*THE EXERCISE:*
Write out the full set of records exactly. Any pictures in them do not belong in the copy.

*RECORD SET:*
-----

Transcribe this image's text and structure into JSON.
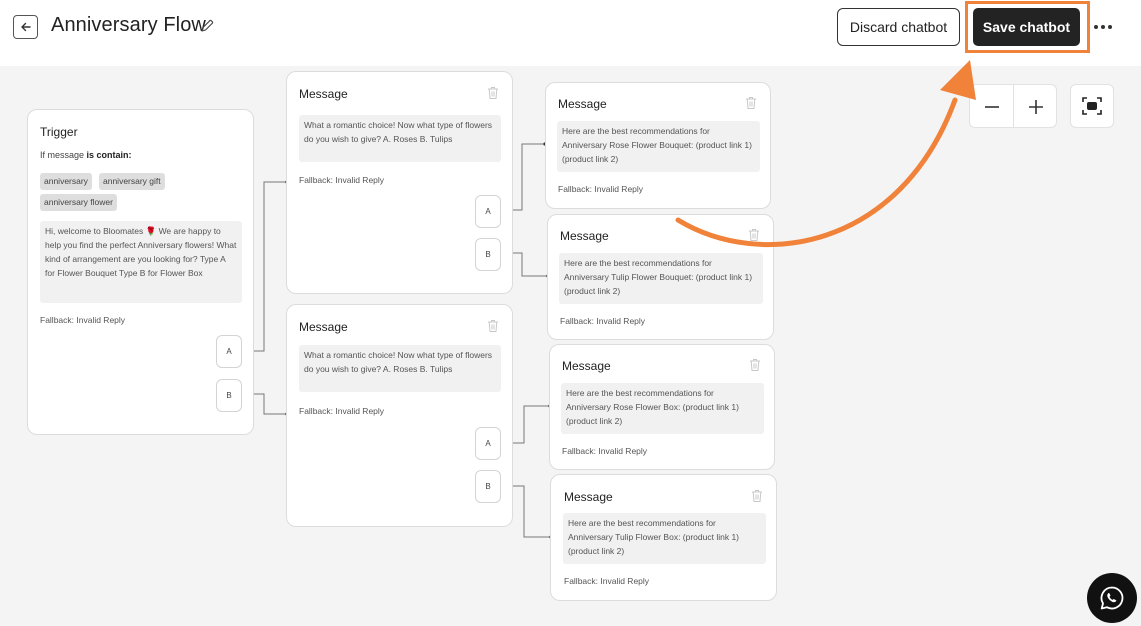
{
  "header": {
    "title": "Anniversary Flow",
    "discard_label": "Discard chatbot",
    "save_label": "Save chatbot"
  },
  "trigger": {
    "title": "Trigger",
    "condition_prefix": "If message",
    "condition_bold": "is contain:",
    "keywords": [
      "anniversary",
      "anniversary gift",
      "anniversary flower"
    ],
    "message": "Hi, welcome to Bloomates 🌹 We are happy to help you find the perfect Anniversary flowers! What kind of arrangement are you looking for? Type A for Flower Bouquet Type B for Flower Box",
    "fallback": "Fallback: Invalid Reply",
    "options": [
      "A",
      "B"
    ]
  },
  "messages": [
    {
      "title": "Message",
      "text": "What a romantic choice! Now what type of flowers do you wish to give? A. Roses B. Tulips",
      "fallback": "Fallback: Invalid Reply",
      "options": [
        "A",
        "B"
      ]
    },
    {
      "title": "Message",
      "text": "What a romantic choice! Now what type of flowers do you wish to give? A. Roses B. Tulips",
      "fallback": "Fallback: Invalid Reply",
      "options": [
        "A",
        "B"
      ]
    },
    {
      "title": "Message",
      "text": "Here are the best recommendations for Anniversary Rose Flower Bouquet: (product link 1) (product link 2)",
      "fallback": "Fallback: Invalid Reply"
    },
    {
      "title": "Message",
      "text": "Here are the best recommendations for Anniversary Tulip Flower Bouquet: (product link 1) (product link 2)",
      "fallback": "Fallback: Invalid Reply"
    },
    {
      "title": "Message",
      "text": "Here are the best recommendations for Anniversary Rose Flower Box: (product link 1) (product link 2)",
      "fallback": "Fallback: Invalid Reply"
    },
    {
      "title": "Message",
      "text": "Here are the best recommendations for Anniversary Tulip Flower Box: (product link 1) (product link 2)",
      "fallback": "Fallback: Invalid Reply"
    }
  ],
  "icons": {
    "back": "arrow-left-icon",
    "edit": "pencil-icon",
    "more": "more-horizontal-icon",
    "delete": "trash-icon",
    "zoom_out": "minus-icon",
    "zoom_in": "plus-icon",
    "fit": "fit-screen-icon",
    "whatsapp": "whatsapp-icon"
  },
  "colors": {
    "accent": "#f0823a",
    "primary_button": "#232323",
    "canvas": "#f4f4f4"
  }
}
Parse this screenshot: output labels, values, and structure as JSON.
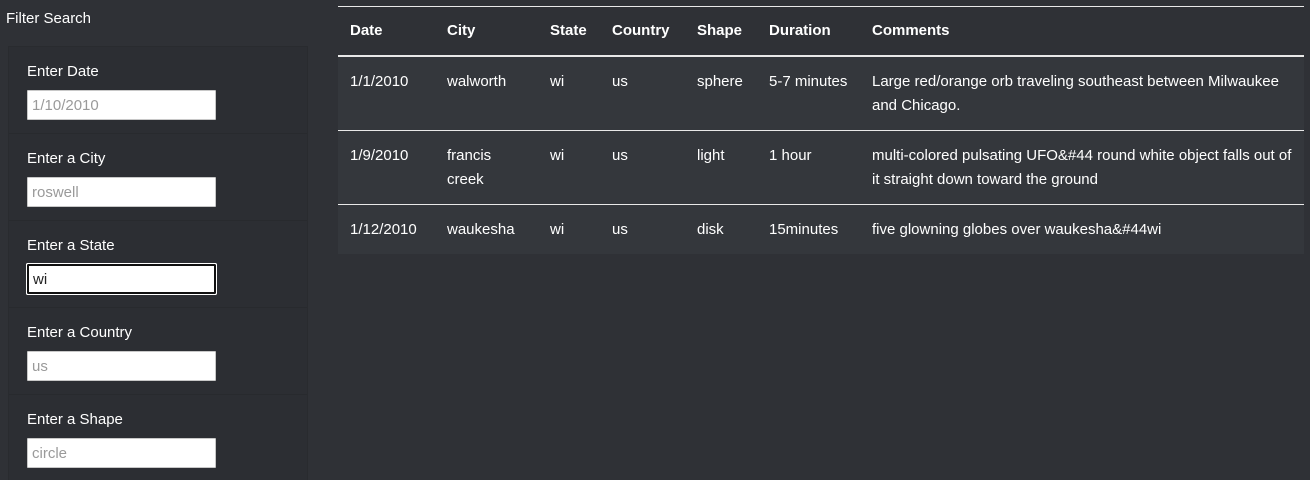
{
  "sidebar": {
    "title": "Filter Search",
    "filters": [
      {
        "label": "Enter Date",
        "value": "",
        "placeholder": "1/10/2010"
      },
      {
        "label": "Enter a City",
        "value": "",
        "placeholder": "roswell"
      },
      {
        "label": "Enter a State",
        "value": "wi",
        "placeholder": ""
      },
      {
        "label": "Enter a Country",
        "value": "",
        "placeholder": "us"
      },
      {
        "label": "Enter a Shape",
        "value": "",
        "placeholder": "circle"
      }
    ]
  },
  "table": {
    "headers": [
      "Date",
      "City",
      "State",
      "Country",
      "Shape",
      "Duration",
      "Comments"
    ],
    "rows": [
      [
        "1/1/2010",
        "walworth",
        "wi",
        "us",
        "sphere",
        "5-7 minutes",
        "Large red/orange orb traveling southeast between Milwaukee and Chicago."
      ],
      [
        "1/9/2010",
        "francis creek",
        "wi",
        "us",
        "light",
        "1 hour",
        "multi-colored pulsating UFO&#44 round white object falls out of it straight down toward the ground"
      ],
      [
        "1/12/2010",
        "waukesha",
        "wi",
        "us",
        "disk",
        "15minutes",
        "five glowning globes over waukesha&#44wi"
      ]
    ]
  }
}
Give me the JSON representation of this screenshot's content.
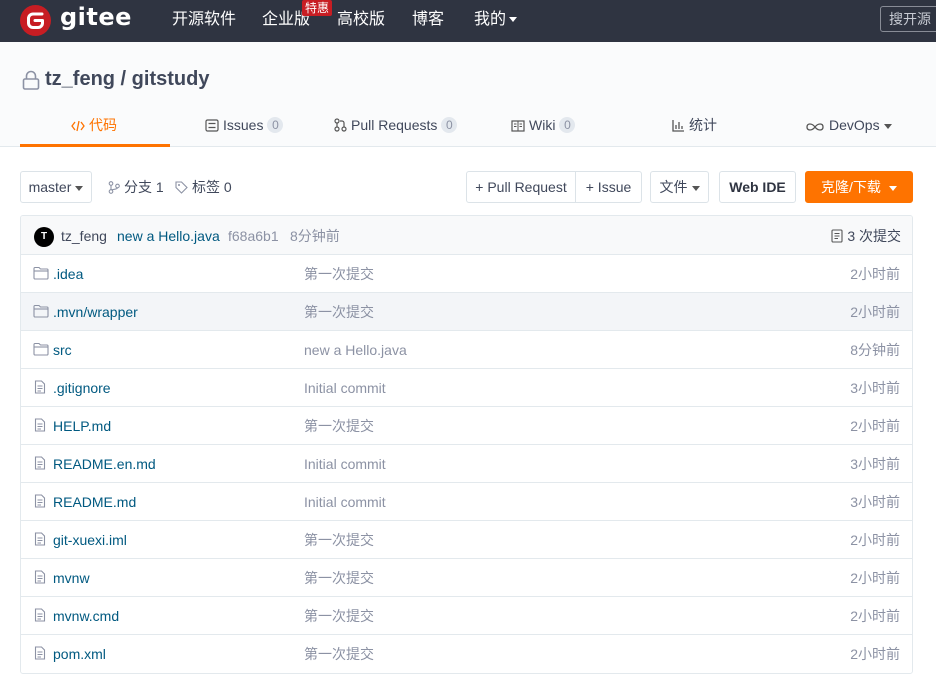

-----

*EXPECTED ANSWER:*
Transcribe this image's text and structure into JSON.
{
  "header": {
    "title": "Anniversary Flow",
    "discard_label": "Discard chatbot",
    "save_label": "Save chatbot"
  },
  "trigger": {
    "title": "Trigger",
    "condition_prefix": "If message",
    "condition_bold": "is contain:",
    "keywords": [
      "anniversary",
      "anniversary gift",
      "anniversary flower"
    ],
    "message": "Hi, welcome to Bloomates 🌹 We are happy to help you find the perfect Anniversary flowers! What kind of arrangement are you looking for? Type A for Flower Bouquet Type B for Flower Box",
    "fallback": "Fallback: Invalid Reply",
    "options": [
      "A",
      "B"
    ]
  },
  "messages": [
    {
      "title": "Message",
      "text": "What a romantic choice! Now what type of flowers do you wish to give? A. Roses B. Tulips",
      "fallback": "Fallback: Invalid Reply",
      "options": [
        "A",
        "B"
      ]
    },
    {
      "title": "Message",
      "text": "What a romantic choice! Now what type of flowers do you wish to give? A. Roses B. Tulips",
      "fallback": "Fallback: Invalid Reply",
      "options": [
        "A",
        "B"
      ]
    },
    {
      "title": "Message",
      "text": "Here are the best recommendations for Anniversary Rose Flower Bouquet: (product link 1) (product link 2)",
      "fallback": "Fallback: Invalid Reply"
    },
    {
      "title": "Message",
      "text": "Here are the best recommendations for Anniversary Tulip Flower Bouquet: (product link 1) (product link 2)",
      "fallback": "Fallback: Invalid Reply"
    },
    {
      "title": "Message",
      "text": "Here are the best recommendations for Anniversary Rose Flower Box: (product link 1) (product link 2)",
      "fallback": "Fallback: Invalid Reply"
    },
    {
      "title": "Message",
      "text": "Here are the best recommendations for Anniversary Tulip Flower Box: (product link 1) (product link 2)",
      "fallback": "Fallback: Invalid Reply"
    }
  ],
  "icons": {
    "back": "arrow-left-icon",
    "edit": "pencil-icon",
    "more": "more-horizontal-icon",
    "delete": "trash-icon",
    "zoom_out": "minus-icon",
    "zoom_in": "plus-icon",
    "fit": "fit-screen-icon",
    "whatsapp": "whatsapp-icon"
  },
  "colors": {
    "accent": "#f0823a",
    "primary_button": "#232323",
    "canvas": "#f4f4f4"
  }
}
Parse this screenshot: output labels, values, and structure as JSON.
{
  "sidebar": {
    "title": "Filter Search",
    "filters": [
      {
        "label": "Enter Date",
        "value": "",
        "placeholder": "1/10/2010"
      },
      {
        "label": "Enter a City",
        "value": "",
        "placeholder": "roswell"
      },
      {
        "label": "Enter a State",
        "value": "wi",
        "placeholder": ""
      },
      {
        "label": "Enter a Country",
        "value": "",
        "placeholder": "us"
      },
      {
        "label": "Enter a Shape",
        "value": "",
        "placeholder": "circle"
      }
    ]
  },
  "table": {
    "headers": [
      "Date",
      "City",
      "State",
      "Country",
      "Shape",
      "Duration",
      "Comments"
    ],
    "rows": [
      [
        "1/1/2010",
        "walworth",
        "wi",
        "us",
        "sphere",
        "5-7 minutes",
        "Large red/orange orb traveling southeast between Milwaukee and Chicago."
      ],
      [
        "1/9/2010",
        "francis creek",
        "wi",
        "us",
        "light",
        "1 hour",
        "multi-colored pulsating UFO&#44 round white object falls out of it straight down toward the ground"
      ],
      [
        "1/12/2010",
        "waukesha",
        "wi",
        "us",
        "disk",
        "15minutes",
        "five glowning globes over waukesha&#44wi"
      ]
    ]
  }
}
Give me the JSON representation of this screenshot's content.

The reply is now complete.